■ Dataset rows:
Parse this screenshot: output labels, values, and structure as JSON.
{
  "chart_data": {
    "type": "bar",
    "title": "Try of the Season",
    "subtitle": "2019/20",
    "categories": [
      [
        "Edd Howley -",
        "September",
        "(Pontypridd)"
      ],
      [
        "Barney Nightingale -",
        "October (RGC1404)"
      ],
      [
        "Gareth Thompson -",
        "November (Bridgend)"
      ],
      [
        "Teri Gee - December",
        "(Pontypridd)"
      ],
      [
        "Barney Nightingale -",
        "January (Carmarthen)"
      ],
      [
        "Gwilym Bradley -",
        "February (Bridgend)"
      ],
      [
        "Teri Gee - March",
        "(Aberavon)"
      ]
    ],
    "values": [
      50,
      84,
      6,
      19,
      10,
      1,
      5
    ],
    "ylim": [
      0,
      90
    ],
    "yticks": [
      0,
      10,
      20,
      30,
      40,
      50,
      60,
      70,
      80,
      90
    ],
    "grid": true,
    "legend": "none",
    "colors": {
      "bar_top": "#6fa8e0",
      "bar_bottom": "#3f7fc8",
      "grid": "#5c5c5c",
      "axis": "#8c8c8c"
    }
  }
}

■ Given exercise: The records above should be returned exactly.

■ Exercise output:
Parse this screenshot: output labels, values, and structure as JSON.
{
  "chart_data": {
    "type": "bar",
    "title": "Try of the Season",
    "subtitle": "2019/20",
    "categories": [
      [
        "Edd Howley -",
        "September",
        "(Pontypridd)"
      ],
      [
        "Barney Nightingale -",
        "October (RGC1404)"
      ],
      [
        "Gareth Thompson -",
        "November (Bridgend)"
      ],
      [
        "Teri Gee - December",
        "(Pontypridd)"
      ],
      [
        "Barney Nightingale -",
        "January (Carmarthen)"
      ],
      [
        "Gwilym Bradley -",
        "February (Bridgend)"
      ],
      [
        "Teri Gee - March",
        "(Aberavon)"
      ]
    ],
    "values": [
      50,
      84,
      6,
      19,
      10,
      1,
      5
    ],
    "ylim": [
      0,
      90
    ],
    "yticks": [
      0,
      10,
      20,
      30,
      40,
      50,
      60,
      70,
      80,
      90
    ],
    "grid": true,
    "legend": "none",
    "colors": {
      "bar_top": "#6fa8e0",
      "bar_bottom": "#3f7fc8",
      "grid": "#5c5c5c",
      "axis": "#8c8c8c"
    }
  }
}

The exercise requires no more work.